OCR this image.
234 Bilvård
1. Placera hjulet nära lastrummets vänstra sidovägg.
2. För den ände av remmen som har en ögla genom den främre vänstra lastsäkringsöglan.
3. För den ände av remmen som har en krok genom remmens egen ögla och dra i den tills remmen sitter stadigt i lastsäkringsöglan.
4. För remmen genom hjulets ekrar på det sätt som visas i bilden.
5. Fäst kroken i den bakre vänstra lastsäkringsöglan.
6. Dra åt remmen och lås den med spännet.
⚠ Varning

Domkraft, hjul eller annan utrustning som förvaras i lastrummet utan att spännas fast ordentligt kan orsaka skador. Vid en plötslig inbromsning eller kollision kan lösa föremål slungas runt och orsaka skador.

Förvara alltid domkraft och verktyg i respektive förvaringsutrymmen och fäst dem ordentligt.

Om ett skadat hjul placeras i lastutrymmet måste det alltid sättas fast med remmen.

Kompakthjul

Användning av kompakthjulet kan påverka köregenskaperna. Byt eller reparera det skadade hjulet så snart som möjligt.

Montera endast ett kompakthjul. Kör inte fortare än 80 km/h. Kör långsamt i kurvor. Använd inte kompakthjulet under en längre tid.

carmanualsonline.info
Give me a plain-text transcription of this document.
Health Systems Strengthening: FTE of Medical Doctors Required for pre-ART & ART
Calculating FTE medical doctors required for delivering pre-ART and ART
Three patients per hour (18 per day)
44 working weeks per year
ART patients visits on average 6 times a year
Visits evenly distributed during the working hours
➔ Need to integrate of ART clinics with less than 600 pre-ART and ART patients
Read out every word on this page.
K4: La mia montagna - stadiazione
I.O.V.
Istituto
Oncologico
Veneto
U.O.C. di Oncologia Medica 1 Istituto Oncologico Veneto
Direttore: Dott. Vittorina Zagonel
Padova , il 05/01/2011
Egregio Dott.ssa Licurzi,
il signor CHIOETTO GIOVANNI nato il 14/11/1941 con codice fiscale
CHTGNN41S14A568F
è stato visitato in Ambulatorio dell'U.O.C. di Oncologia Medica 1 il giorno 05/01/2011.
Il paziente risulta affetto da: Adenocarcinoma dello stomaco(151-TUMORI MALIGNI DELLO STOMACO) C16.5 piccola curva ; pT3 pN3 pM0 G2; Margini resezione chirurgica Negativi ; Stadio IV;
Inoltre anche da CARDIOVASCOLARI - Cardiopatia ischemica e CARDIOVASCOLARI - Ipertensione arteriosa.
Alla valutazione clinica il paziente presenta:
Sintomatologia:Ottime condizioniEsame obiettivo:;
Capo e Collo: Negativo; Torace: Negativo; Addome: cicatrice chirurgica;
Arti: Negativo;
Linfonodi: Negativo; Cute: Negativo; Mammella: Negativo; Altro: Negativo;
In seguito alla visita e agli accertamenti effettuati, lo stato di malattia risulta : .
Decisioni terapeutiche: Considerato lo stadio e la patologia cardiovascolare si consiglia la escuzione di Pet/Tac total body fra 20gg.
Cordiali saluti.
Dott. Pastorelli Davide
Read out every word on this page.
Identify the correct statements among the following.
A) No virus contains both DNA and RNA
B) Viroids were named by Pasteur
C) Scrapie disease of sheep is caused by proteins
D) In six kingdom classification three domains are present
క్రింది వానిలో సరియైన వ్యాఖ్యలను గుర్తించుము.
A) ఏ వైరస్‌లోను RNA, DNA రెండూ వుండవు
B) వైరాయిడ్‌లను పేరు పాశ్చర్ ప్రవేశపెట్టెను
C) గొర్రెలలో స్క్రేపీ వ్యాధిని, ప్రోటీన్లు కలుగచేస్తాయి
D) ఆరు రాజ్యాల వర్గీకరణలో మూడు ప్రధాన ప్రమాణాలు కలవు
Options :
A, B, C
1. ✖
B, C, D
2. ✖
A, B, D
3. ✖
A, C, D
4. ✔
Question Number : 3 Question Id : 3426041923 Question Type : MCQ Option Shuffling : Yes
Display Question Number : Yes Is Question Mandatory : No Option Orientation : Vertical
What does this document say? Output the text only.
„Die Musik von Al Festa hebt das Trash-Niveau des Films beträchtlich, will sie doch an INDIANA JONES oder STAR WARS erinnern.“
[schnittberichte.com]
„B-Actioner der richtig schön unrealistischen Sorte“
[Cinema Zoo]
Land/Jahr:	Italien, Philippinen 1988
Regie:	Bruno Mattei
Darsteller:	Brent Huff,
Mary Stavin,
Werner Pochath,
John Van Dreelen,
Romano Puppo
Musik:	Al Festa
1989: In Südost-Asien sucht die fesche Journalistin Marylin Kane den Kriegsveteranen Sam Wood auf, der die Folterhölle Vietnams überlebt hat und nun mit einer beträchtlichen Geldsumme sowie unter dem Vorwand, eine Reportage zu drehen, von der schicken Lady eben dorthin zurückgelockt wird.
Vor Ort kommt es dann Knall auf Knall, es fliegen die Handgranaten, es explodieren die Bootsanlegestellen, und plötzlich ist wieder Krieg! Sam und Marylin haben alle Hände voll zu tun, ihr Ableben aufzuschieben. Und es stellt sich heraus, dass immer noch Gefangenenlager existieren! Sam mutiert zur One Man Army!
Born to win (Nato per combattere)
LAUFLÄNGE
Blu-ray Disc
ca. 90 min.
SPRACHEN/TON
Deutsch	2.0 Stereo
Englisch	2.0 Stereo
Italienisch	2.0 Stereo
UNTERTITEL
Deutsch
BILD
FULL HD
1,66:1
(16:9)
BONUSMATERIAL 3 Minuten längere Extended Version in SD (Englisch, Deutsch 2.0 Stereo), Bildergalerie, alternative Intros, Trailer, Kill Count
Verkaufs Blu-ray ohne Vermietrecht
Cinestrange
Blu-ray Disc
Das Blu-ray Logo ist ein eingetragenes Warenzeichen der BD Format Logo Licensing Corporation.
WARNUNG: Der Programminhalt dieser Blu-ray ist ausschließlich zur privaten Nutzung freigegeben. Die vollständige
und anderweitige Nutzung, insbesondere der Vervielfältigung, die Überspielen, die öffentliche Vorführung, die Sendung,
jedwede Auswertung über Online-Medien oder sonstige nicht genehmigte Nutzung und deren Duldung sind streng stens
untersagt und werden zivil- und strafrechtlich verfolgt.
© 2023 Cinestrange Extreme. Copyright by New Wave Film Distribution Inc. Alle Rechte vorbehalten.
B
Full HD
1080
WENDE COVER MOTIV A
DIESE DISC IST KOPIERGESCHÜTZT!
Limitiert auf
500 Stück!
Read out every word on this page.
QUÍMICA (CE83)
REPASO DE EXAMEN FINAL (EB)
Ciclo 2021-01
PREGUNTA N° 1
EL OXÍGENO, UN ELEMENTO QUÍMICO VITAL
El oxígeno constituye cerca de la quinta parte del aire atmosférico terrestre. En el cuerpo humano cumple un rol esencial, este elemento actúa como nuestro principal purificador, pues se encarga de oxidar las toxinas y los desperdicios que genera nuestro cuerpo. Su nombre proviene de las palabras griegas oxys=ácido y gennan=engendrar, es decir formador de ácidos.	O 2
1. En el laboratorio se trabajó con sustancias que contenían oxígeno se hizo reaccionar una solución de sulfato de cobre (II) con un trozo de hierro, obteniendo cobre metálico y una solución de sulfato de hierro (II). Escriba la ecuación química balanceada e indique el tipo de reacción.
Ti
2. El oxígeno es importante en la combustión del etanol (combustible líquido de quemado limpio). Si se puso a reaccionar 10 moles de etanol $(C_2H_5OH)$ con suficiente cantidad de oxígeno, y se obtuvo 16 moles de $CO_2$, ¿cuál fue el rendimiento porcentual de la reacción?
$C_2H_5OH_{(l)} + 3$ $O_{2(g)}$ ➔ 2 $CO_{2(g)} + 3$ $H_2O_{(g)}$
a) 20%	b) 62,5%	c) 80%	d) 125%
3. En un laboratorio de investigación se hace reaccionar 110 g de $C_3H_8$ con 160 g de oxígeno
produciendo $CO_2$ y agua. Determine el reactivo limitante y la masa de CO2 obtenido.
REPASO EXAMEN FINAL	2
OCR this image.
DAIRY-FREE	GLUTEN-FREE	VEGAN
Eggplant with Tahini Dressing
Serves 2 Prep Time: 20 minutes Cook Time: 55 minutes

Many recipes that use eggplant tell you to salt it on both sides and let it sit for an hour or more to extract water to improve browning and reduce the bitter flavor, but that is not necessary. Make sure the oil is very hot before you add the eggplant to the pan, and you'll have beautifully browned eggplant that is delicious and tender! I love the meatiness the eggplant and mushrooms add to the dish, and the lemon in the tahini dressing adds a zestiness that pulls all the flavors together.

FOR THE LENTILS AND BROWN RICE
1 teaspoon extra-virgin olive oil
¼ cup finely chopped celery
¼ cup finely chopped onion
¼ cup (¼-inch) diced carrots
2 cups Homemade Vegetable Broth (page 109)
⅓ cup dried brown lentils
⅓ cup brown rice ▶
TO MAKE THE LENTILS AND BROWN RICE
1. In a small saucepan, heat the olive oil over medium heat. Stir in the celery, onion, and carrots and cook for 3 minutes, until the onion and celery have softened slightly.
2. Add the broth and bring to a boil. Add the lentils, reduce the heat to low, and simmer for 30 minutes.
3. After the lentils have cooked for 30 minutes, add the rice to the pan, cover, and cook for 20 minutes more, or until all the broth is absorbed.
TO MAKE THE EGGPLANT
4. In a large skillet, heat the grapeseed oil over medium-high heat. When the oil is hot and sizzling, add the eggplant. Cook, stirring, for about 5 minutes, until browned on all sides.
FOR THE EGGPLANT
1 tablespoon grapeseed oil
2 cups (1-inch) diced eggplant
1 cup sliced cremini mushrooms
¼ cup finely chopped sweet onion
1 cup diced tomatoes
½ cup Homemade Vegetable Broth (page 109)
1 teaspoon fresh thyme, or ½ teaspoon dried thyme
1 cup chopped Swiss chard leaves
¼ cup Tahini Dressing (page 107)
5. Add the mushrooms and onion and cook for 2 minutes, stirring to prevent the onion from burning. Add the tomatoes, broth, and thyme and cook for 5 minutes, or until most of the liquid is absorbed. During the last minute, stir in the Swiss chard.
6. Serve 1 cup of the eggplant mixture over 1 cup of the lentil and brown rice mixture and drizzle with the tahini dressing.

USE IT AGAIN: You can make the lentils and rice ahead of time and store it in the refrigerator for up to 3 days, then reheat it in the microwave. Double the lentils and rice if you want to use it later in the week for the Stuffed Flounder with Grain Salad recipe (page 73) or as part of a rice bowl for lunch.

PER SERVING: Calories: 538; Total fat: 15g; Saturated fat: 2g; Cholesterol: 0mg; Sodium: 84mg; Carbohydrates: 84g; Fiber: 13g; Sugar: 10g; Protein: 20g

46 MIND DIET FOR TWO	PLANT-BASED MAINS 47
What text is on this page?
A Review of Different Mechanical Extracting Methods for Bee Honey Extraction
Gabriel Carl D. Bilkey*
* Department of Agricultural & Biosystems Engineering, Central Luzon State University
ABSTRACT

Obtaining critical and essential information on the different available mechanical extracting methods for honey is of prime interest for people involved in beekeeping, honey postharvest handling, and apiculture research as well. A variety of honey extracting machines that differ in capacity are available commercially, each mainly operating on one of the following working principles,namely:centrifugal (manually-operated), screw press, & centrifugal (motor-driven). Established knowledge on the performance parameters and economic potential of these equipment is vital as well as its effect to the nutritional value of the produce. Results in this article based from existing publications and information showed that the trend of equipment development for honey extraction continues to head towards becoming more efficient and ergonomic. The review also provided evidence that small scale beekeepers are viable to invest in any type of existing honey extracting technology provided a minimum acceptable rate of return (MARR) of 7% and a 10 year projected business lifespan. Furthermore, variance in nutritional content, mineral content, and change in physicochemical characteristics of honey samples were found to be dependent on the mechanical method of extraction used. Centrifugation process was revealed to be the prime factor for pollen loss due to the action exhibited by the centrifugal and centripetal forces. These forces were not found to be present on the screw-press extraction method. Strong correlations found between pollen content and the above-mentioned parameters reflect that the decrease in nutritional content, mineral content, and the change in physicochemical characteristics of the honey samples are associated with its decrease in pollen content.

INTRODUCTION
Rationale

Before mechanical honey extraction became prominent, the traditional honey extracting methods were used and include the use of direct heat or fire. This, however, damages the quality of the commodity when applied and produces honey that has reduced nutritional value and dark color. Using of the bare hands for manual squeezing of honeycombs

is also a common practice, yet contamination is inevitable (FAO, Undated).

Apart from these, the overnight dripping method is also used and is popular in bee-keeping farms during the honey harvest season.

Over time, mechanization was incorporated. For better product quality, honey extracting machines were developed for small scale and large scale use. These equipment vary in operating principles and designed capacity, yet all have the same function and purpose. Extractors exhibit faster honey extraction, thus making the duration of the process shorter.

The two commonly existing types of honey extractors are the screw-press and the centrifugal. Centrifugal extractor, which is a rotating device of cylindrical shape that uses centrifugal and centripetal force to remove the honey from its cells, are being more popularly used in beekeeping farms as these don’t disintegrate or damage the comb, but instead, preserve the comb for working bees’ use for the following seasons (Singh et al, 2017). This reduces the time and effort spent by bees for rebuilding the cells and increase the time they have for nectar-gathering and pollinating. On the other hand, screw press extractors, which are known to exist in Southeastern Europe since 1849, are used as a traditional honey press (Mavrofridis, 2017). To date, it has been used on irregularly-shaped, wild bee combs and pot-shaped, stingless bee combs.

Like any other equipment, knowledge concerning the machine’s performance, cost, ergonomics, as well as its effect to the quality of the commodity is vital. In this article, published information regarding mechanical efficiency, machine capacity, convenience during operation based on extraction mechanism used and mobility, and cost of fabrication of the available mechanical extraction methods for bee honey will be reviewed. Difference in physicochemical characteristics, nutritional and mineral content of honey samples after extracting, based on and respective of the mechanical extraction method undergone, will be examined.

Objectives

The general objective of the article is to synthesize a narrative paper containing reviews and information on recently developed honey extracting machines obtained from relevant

§

(Exercise):
The answer must be a single number: the count of lines above that contain the word "FINAL".

(Result for this task):
2